--- start of Records provided ---

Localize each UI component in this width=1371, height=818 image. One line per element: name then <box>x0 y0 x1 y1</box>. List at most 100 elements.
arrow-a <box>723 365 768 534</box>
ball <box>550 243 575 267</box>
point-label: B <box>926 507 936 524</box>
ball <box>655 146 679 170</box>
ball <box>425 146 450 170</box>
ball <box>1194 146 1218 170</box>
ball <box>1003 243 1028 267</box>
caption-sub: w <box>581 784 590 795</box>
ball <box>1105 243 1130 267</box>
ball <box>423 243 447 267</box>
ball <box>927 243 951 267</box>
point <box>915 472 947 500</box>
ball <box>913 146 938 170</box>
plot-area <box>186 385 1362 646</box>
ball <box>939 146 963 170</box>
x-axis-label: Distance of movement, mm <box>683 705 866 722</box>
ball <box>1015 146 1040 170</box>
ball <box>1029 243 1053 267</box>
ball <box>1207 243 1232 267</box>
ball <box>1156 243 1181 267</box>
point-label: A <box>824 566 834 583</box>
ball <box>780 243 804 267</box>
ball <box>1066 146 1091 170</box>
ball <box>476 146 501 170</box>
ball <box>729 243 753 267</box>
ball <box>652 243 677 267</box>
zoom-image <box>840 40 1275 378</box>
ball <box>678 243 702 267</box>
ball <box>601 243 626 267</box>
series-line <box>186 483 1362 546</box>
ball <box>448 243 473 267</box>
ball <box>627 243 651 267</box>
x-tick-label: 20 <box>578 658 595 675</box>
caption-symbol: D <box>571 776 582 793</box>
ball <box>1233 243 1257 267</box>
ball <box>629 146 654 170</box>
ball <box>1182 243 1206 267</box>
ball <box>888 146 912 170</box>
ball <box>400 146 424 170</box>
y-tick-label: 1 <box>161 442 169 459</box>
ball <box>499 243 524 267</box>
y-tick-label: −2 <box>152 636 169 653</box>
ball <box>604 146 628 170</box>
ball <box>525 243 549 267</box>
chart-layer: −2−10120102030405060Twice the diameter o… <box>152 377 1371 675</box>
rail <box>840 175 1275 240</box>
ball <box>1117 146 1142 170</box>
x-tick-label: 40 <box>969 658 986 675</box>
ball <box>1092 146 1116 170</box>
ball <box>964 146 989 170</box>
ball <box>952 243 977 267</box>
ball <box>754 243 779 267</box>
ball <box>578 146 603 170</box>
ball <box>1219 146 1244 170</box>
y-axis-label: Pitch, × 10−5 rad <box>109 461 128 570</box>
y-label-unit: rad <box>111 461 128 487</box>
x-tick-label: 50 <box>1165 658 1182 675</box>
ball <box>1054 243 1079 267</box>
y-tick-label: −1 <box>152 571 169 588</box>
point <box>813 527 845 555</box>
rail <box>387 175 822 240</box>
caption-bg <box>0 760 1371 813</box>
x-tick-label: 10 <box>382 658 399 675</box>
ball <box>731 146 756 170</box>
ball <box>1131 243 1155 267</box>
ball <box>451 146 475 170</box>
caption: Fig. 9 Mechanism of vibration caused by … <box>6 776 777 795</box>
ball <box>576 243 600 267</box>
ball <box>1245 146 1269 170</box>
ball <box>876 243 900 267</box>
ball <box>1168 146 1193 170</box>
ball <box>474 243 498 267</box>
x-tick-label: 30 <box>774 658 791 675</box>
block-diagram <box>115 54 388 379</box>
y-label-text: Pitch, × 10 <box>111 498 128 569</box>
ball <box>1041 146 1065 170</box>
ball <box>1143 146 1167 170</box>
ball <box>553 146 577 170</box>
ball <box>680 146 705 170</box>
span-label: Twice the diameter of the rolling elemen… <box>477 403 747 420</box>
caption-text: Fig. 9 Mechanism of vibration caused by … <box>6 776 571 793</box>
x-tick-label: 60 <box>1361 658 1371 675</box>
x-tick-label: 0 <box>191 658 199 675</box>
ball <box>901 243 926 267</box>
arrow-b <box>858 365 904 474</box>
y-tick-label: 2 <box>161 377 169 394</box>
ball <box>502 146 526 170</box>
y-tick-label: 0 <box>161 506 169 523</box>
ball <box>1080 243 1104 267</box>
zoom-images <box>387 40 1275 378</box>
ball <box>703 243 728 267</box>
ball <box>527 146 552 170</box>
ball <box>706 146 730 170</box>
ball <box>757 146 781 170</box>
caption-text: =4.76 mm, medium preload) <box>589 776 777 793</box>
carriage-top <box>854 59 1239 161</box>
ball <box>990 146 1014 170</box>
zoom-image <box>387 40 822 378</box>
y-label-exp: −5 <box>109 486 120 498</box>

--- end of Records provided ---

> **Your goal**
Rewrite all the entries above, swapping "ball" for "sphere" everywhere it occurs and leaving every other character unchanged.

> **The completed task**
Localize each UI component in this width=1371, height=818 image. One line per element: name then <box>x0 y0 x1 y1</box>. List at most 100 elements.
arrow-a <box>723 365 768 534</box>
sphere <box>550 243 575 267</box>
point-label: B <box>926 507 936 524</box>
sphere <box>655 146 679 170</box>
sphere <box>425 146 450 170</box>
sphere <box>1194 146 1218 170</box>
sphere <box>1003 243 1028 267</box>
caption-sub: w <box>581 784 590 795</box>
sphere <box>1105 243 1130 267</box>
sphere <box>423 243 447 267</box>
sphere <box>927 243 951 267</box>
point <box>915 472 947 500</box>
sphere <box>913 146 938 170</box>
plot-area <box>186 385 1362 646</box>
sphere <box>939 146 963 170</box>
x-axis-label: Distance of movement, mm <box>683 705 866 722</box>
sphere <box>1015 146 1040 170</box>
sphere <box>1029 243 1053 267</box>
sphere <box>1207 243 1232 267</box>
sphere <box>1156 243 1181 267</box>
point-label: A <box>824 566 834 583</box>
sphere <box>780 243 804 267</box>
sphere <box>1066 146 1091 170</box>
sphere <box>476 146 501 170</box>
sphere <box>729 243 753 267</box>
sphere <box>652 243 677 267</box>
zoom-image <box>840 40 1275 378</box>
sphere <box>678 243 702 267</box>
sphere <box>601 243 626 267</box>
series-line <box>186 483 1362 546</box>
sphere <box>448 243 473 267</box>
sphere <box>627 243 651 267</box>
x-tick-label: 20 <box>578 658 595 675</box>
caption-symbol: D <box>571 776 582 793</box>
sphere <box>1233 243 1257 267</box>
sphere <box>629 146 654 170</box>
sphere <box>1182 243 1206 267</box>
sphere <box>888 146 912 170</box>
sphere <box>400 146 424 170</box>
y-tick-label: 1 <box>161 442 169 459</box>
sphere <box>499 243 524 267</box>
y-tick-label: −2 <box>152 636 169 653</box>
sphere <box>604 146 628 170</box>
sphere <box>525 243 549 267</box>
chart-layer: −2−10120102030405060Twice the diameter o… <box>152 377 1371 675</box>
rail <box>840 175 1275 240</box>
sphere <box>1117 146 1142 170</box>
x-tick-label: 40 <box>969 658 986 675</box>
sphere <box>1092 146 1116 170</box>
sphere <box>964 146 989 170</box>
sphere <box>952 243 977 267</box>
sphere <box>754 243 779 267</box>
sphere <box>578 146 603 170</box>
sphere <box>1219 146 1244 170</box>
y-axis-label: Pitch, × 10−5 rad <box>109 461 128 570</box>
y-label-unit: rad <box>111 461 128 487</box>
x-tick-label: 50 <box>1165 658 1182 675</box>
sphere <box>1054 243 1079 267</box>
y-tick-label: −1 <box>152 571 169 588</box>
point <box>813 527 845 555</box>
rail <box>387 175 822 240</box>
caption-bg <box>0 760 1371 813</box>
x-tick-label: 10 <box>382 658 399 675</box>
sphere <box>731 146 756 170</box>
sphere <box>1131 243 1155 267</box>
sphere <box>451 146 475 170</box>
caption: Fig. 9 Mechanism of vibration caused by … <box>6 776 777 795</box>
sphere <box>576 243 600 267</box>
sphere <box>1245 146 1269 170</box>
sphere <box>876 243 900 267</box>
sphere <box>1168 146 1193 170</box>
sphere <box>474 243 498 267</box>
x-tick-label: 30 <box>774 658 791 675</box>
block-diagram <box>115 54 388 379</box>
y-label-text: Pitch, × 10 <box>111 498 128 569</box>
sphere <box>1041 146 1065 170</box>
sphere <box>1143 146 1167 170</box>
sphere <box>553 146 577 170</box>
sphere <box>680 146 705 170</box>
span-label: Twice the diameter of the rolling elemen… <box>477 403 747 420</box>
caption-text: Fig. 9 Mechanism of vibration caused by … <box>6 776 571 793</box>
x-tick-label: 60 <box>1361 658 1371 675</box>
x-tick-label: 0 <box>191 658 199 675</box>
sphere <box>901 243 926 267</box>
arrow-b <box>858 365 904 474</box>
y-tick-label: 2 <box>161 377 169 394</box>
sphere <box>502 146 526 170</box>
y-tick-label: 0 <box>161 506 169 523</box>
sphere <box>1080 243 1104 267</box>
zoom-images <box>387 40 1275 378</box>
sphere <box>703 243 728 267</box>
sphere <box>527 146 552 170</box>
sphere <box>706 146 730 170</box>
sphere <box>757 146 781 170</box>
caption-text: =4.76 mm, medium preload) <box>589 776 777 793</box>
carriage-top <box>854 59 1239 161</box>
sphere <box>990 146 1014 170</box>
zoom-image <box>387 40 822 378</box>
y-label-exp: −5 <box>109 486 120 498</box>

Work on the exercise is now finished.